* [Task brief]
Give the data below again exactly as it stands. Omit the pictures.

* [Dataset entries]
>> begin
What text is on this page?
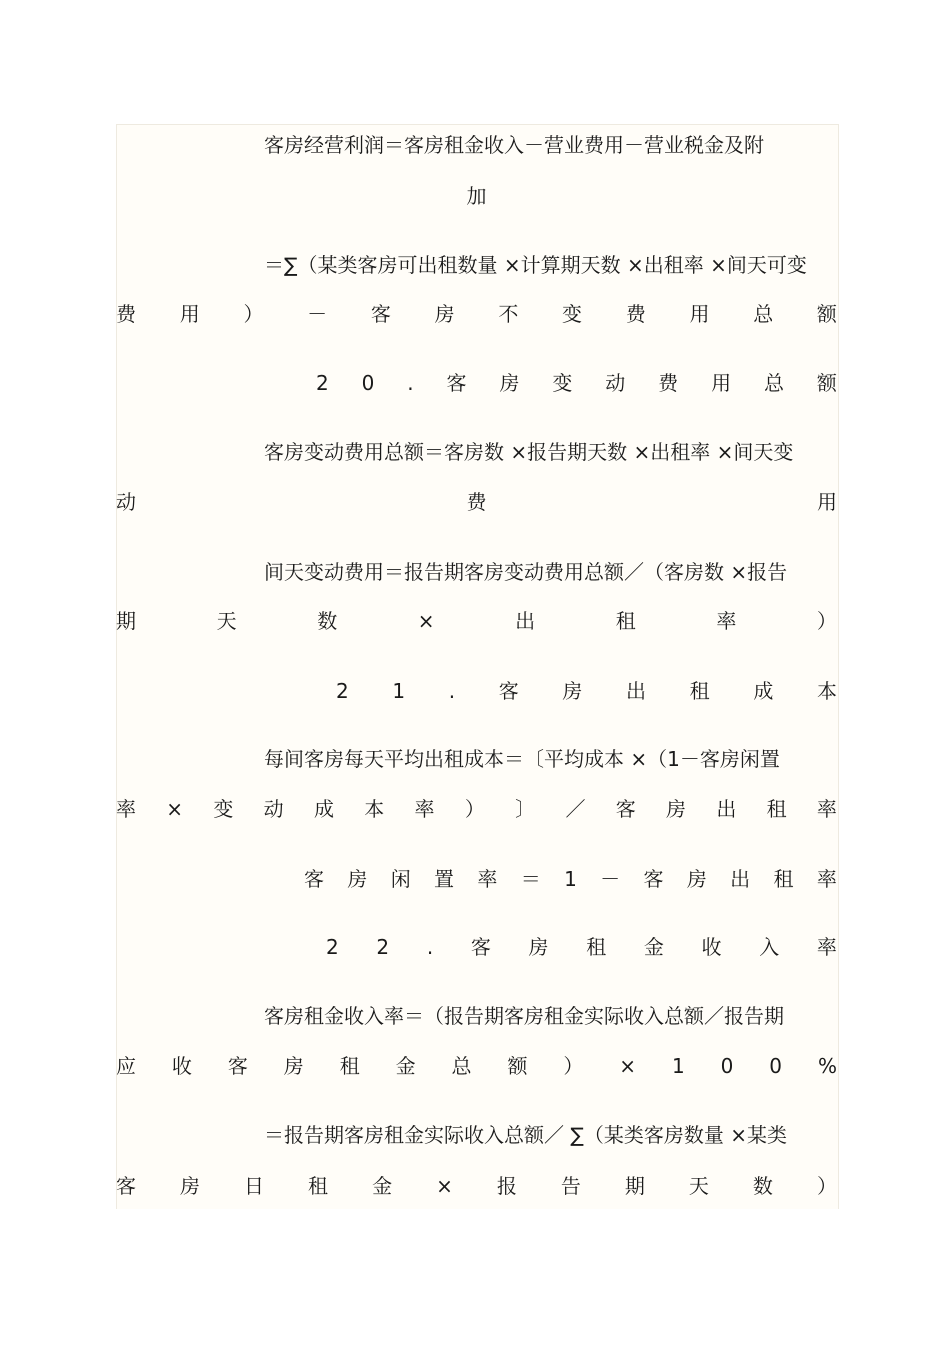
客房经营利润＝客房租金收入－营业费用－营业税金及附
加
＝∑（某类客房可出租数量 ×计算期天数 ×出租率 ×间天可变
费 用 ） － 客 房 不 变 费 用 总 额
2 0 . 客 房 变 动 费 用 总 额
客房变动费用总额＝客房数 ×报告期天数 ×出租率 ×间天变
动	费	用
间天变动费用＝报告期客房变动费用总额／（客房数 ×报告
期	天	数	×	出	租	率	）
2 1 . 客 房 出 租 成 本
每间客房每天平均出租成本＝〔平均成本 ×（1－客房闲置
率 × 变 动 成 本 率 ） 〕 ／ 客 房 出 租 率
客 房 闲 置 率 ＝ 1 － 客 房 出 租 率
2 2 . 客 房 租 金 收 入 率
客房租金收入率＝（报告期客房租金实际收入总额／报告期
应 收 客 房 租 金 总 额 ） × 1 0 0 %
＝报告期客房租金实际收入总额／ ∑（某类客房数量 ×某类
客 房 日 租 金 × 报 告 期 天 数 ）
>> end
* [Solution to this problem]
What text is on this page?
客房经营利润＝客房租金收入－营业费用－营业税金及附
加
＝∑（某类客房可出租数量 ×计算期天数 ×出租率 ×间天可变
费 用 ） － 客 房 不 变 费 用 总 额
2 0 . 客 房 变 动 费 用 总 额
客房变动费用总额＝客房数 ×报告期天数 ×出租率 ×间天变
动	费	用
间天变动费用＝报告期客房变动费用总额／（客房数 ×报告
期	天	数	×	出	租	率	）
2 1 . 客 房 出 租 成 本
每间客房每天平均出租成本＝〔平均成本 ×（1－客房闲置
率 × 变 动 成 本 率 ） 〕 ／ 客 房 出 租 率
客 房 闲 置 率 ＝ 1 － 客 房 出 租 率
2 2 . 客 房 租 金 收 入 率
客房租金收入率＝（报告期客房租金实际收入总额／报告期
应 收 客 房 租 金 总 额 ） × 1 0 0 %
＝报告期客房租金实际收入总额／ ∑（某类客房数量 ×某类
客 房 日 租 金 × 报 告 期 天 数 ）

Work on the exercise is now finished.